-- begin --

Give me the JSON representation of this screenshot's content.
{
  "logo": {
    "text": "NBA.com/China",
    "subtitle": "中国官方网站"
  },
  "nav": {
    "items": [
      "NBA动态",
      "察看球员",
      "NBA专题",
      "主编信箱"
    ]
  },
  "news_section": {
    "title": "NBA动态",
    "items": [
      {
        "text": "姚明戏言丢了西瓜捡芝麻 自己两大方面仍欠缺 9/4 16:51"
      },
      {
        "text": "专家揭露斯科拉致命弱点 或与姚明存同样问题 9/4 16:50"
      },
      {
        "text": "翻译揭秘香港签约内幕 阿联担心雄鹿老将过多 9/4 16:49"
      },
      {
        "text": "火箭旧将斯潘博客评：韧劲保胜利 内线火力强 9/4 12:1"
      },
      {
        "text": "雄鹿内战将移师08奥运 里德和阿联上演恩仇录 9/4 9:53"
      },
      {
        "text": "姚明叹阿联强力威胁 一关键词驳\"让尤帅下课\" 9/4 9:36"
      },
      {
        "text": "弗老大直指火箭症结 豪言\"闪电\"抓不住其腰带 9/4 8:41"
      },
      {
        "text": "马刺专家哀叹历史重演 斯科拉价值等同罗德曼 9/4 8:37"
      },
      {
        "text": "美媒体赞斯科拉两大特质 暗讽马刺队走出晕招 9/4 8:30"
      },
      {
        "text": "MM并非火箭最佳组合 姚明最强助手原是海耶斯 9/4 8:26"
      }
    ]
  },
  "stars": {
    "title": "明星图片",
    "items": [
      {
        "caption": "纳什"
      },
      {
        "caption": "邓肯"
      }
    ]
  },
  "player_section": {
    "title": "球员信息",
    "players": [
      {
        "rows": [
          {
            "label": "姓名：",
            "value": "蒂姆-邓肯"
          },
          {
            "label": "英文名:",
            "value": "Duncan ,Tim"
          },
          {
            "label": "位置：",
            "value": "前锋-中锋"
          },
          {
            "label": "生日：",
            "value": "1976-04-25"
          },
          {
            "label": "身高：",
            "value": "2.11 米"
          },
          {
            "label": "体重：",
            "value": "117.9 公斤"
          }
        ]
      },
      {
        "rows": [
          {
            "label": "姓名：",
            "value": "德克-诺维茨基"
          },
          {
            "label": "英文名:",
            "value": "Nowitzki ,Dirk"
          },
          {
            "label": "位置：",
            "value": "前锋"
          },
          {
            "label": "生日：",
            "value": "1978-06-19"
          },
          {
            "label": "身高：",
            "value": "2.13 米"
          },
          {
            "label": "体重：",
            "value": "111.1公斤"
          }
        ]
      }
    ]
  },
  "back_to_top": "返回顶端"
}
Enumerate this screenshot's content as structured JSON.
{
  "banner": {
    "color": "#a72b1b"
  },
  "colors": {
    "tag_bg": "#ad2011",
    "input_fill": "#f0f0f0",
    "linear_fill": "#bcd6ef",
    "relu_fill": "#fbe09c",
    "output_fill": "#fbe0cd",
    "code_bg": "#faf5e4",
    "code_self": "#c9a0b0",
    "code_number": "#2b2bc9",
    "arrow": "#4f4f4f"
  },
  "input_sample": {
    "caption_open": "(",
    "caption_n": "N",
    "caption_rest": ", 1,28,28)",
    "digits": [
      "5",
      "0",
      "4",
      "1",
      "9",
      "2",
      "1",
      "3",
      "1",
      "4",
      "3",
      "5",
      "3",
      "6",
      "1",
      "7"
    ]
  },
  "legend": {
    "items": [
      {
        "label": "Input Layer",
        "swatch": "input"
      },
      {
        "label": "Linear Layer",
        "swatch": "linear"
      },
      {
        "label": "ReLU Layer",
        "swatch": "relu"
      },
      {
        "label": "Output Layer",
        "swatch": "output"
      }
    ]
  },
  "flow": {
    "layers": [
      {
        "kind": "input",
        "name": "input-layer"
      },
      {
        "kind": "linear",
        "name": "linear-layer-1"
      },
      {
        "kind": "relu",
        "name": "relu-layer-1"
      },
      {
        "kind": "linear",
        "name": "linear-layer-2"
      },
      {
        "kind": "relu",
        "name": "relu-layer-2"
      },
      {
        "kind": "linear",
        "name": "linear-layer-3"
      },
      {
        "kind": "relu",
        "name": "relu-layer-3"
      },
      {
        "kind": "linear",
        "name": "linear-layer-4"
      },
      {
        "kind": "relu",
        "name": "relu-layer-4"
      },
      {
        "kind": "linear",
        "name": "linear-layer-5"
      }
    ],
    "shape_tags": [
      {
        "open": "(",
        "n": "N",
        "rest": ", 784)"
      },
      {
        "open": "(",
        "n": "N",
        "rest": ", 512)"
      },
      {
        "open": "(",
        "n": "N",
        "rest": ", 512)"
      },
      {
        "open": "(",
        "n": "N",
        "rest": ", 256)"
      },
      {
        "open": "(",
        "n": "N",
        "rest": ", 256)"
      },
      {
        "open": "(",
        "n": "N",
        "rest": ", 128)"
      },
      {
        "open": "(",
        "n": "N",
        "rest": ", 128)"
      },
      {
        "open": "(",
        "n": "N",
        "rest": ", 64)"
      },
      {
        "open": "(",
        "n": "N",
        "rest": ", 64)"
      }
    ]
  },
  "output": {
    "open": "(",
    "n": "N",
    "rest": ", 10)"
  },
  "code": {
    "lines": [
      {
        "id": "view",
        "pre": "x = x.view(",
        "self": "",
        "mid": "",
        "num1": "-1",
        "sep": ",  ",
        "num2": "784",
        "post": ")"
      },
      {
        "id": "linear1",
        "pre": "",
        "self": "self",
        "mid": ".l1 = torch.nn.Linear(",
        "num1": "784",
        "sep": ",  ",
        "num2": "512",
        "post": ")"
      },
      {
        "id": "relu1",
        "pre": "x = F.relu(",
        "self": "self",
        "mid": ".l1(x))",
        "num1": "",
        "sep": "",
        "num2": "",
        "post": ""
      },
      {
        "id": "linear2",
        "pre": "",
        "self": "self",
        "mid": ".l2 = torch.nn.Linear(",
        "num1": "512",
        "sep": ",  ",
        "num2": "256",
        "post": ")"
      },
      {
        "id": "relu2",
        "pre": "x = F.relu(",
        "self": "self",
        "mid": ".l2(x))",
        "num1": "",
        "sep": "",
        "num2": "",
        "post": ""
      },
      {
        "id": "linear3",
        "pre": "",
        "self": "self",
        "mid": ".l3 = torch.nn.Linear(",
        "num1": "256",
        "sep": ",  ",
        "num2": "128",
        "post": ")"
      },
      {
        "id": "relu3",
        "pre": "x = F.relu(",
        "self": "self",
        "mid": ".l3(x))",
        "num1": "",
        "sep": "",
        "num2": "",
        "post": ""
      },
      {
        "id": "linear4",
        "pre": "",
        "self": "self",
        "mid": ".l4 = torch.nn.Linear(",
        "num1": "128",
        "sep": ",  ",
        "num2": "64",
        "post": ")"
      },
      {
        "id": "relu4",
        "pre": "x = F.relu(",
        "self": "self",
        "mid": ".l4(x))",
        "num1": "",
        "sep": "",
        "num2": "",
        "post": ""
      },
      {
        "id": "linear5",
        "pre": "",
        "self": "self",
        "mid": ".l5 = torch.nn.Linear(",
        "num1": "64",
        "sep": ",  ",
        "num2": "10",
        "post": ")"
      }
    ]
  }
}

-- end --

Copy out each line that contains the word "content".

* [RESULT OF THIS TASK]
Give me the JSON representation of this screenshot's content.
Enumerate this screenshot's content as structured JSON.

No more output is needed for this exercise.